• _WHAT NEEDS TO BE DONE_:
Determine how many lines include "stessa". Give the number and nothing else.

• _EXTRACTED DATA_:
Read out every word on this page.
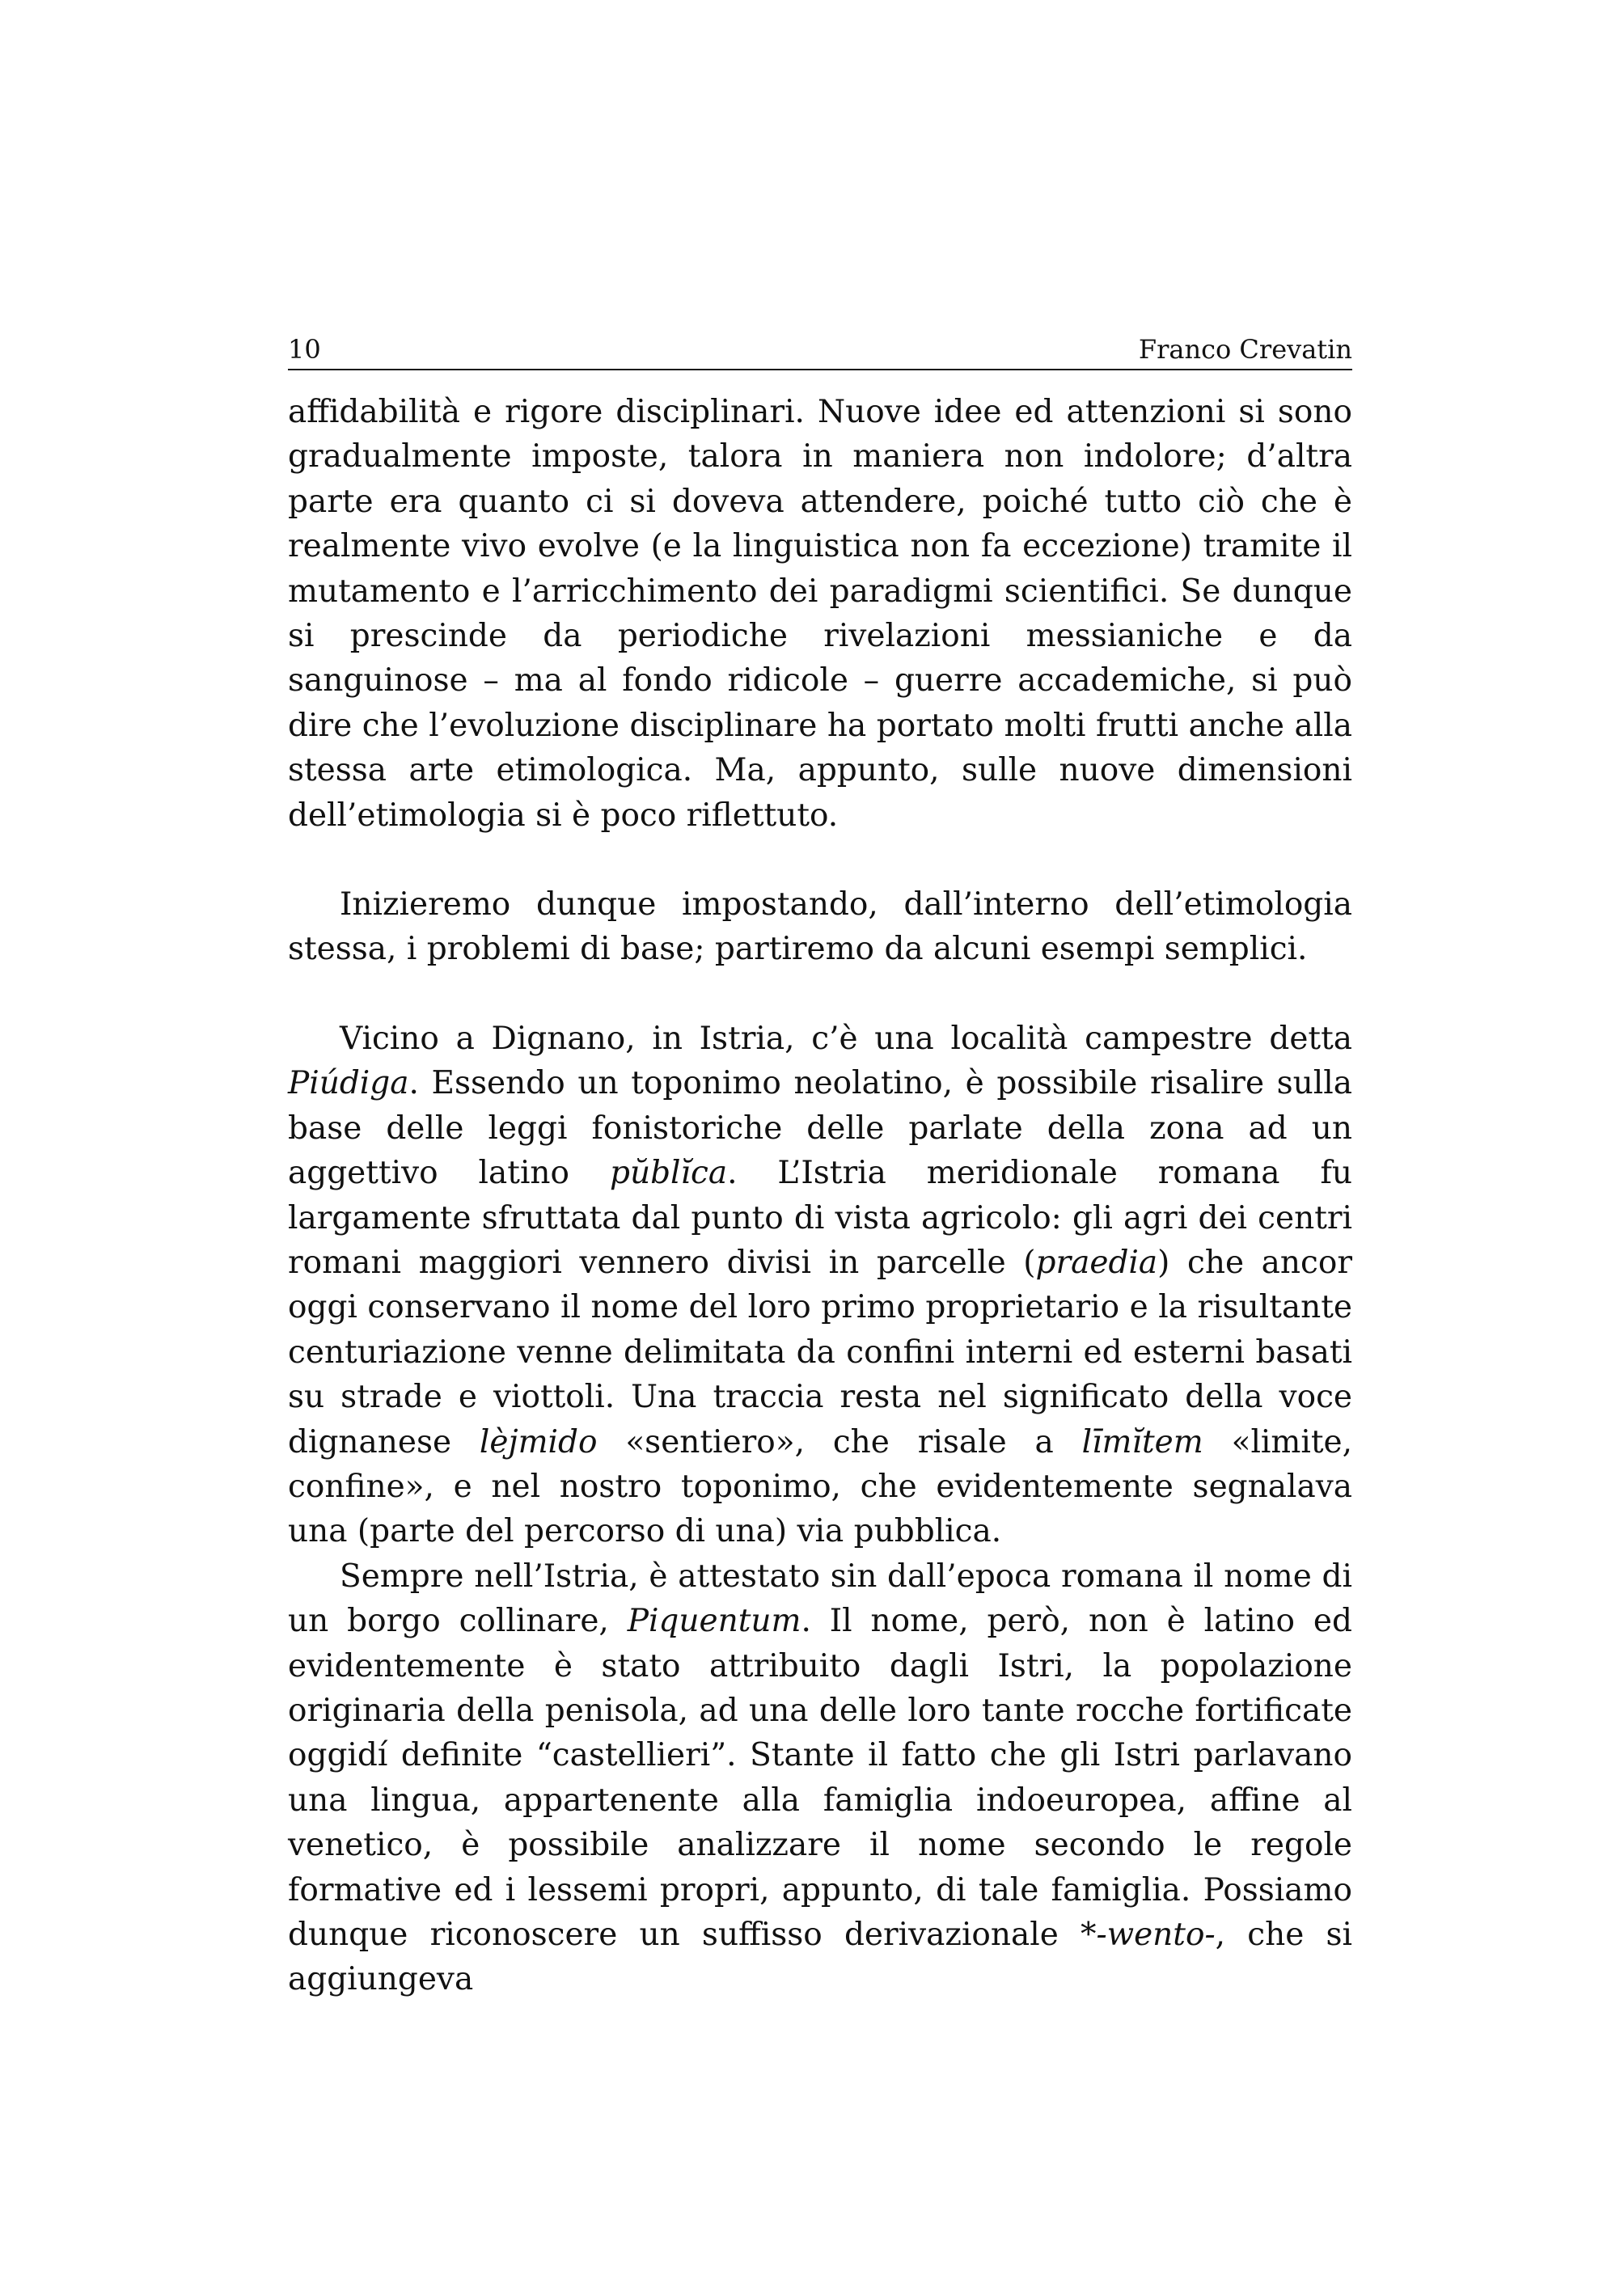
10	Franco Crevatin

affidabilità e rigore disciplinari. Nuove idee ed attenzioni si sono gradualmente imposte, talora in maniera non indolore; d’altra parte era quanto ci si doveva attendere, poiché tutto ciò che è realmente vivo evolve (e la linguistica non fa eccezione) tramite il mutamento e l’arricchimento dei paradigmi scientifici. Se dunque si prescinde da periodiche rivelazioni messianiche e da sanguinose – ma al fondo ridicole – guerre accademiche, si può dire che l’evoluzione disciplinare ha portato molti frutti anche alla stessa arte etimologica. Ma, appunto, sulle nuove dimensioni dell’etimologia si è poco riflettuto.

Inizieremo dunque impostando, dall’interno dell’etimologia stessa, i problemi di base; partiremo da alcuni esempi semplici.

Vicino a Dignano, in Istria, c’è una località campestre detta Piúdiga. Essendo un toponimo neolatino, è possibile risalire sulla base delle leggi fonistoriche delle parlate della zona ad un aggettivo latino pŭblĭca. L’Istria meridionale romana fu largamente sfruttata dal punto di vista agricolo: gli agri dei centri romani maggiori vennero divisi in parcelle (praedia) che ancor oggi conservano il nome del loro primo proprietario e la risultante centuriazione venne delimitata da confini interni ed esterni basati su strade e viottoli. Una traccia resta nel significato della voce dignanese lèjmido «sentiero», che risale a līmĭtem «limite, confine», e nel nostro toponimo, che evidentemente segnalava una (parte del percorso di una) via pubblica.

Sempre nell’Istria, è attestato sin dall’epoca romana il nome di un borgo collinare, Piquentum. Il nome, però, non è latino ed evidentemente è stato attribuito dagli Istri, la popolazione originaria della penisola, ad una delle loro tante rocche fortificate oggidí definite “castellieri”. Stante il fatto che gli Istri parlavano una lingua, appartenente alla famiglia indoeuropea, affine al venetico, è possibile analizzare il nome secondo le regole formative ed i lessemi propri, appunto, di tale famiglia. Possiamo dunque riconoscere un suffisso derivazionale *-wento-, che si aggiungeva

• _WORKED ANSWER_:
2